-- Task goal --
Your task is to gather the lines below that hold the string "号标准筛".

-- Data for the task --
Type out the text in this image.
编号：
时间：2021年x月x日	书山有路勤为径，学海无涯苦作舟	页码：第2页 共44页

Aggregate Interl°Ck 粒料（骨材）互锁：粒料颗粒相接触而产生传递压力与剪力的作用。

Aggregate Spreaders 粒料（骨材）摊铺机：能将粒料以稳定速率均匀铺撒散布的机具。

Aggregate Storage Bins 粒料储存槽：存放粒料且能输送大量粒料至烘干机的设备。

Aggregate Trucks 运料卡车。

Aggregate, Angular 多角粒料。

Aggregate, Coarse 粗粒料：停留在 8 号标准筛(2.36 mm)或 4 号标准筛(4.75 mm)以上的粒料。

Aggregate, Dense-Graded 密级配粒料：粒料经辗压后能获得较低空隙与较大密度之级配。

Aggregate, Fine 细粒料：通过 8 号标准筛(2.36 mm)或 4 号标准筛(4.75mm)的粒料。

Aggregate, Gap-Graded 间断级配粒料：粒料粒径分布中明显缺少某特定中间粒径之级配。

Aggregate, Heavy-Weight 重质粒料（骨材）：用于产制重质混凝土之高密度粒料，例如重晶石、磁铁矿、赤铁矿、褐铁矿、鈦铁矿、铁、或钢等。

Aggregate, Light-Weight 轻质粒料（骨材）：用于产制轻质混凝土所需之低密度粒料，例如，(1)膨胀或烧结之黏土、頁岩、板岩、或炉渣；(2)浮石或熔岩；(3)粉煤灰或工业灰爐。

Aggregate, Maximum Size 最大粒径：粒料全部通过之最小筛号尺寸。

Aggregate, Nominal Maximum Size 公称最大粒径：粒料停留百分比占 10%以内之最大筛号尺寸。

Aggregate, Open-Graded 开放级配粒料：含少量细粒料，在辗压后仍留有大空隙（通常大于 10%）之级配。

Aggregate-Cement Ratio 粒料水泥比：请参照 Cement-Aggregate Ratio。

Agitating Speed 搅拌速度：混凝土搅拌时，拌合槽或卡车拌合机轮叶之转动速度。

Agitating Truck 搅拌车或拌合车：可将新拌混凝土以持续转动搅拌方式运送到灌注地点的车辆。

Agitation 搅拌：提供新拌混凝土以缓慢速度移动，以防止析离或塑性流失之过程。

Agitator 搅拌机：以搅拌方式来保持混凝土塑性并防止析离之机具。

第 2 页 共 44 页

-- Written solution --
Aggregate, Coarse 粗粒料：停留在 8 号标准筛(2.36 mm)或 4 号标准筛(4.75 mm)以上的粒料。
Aggregate, Fine 细粒料：通过 8 号标准筛(2.36 mm)或 4 号标准筛(4.75mm)的粒料。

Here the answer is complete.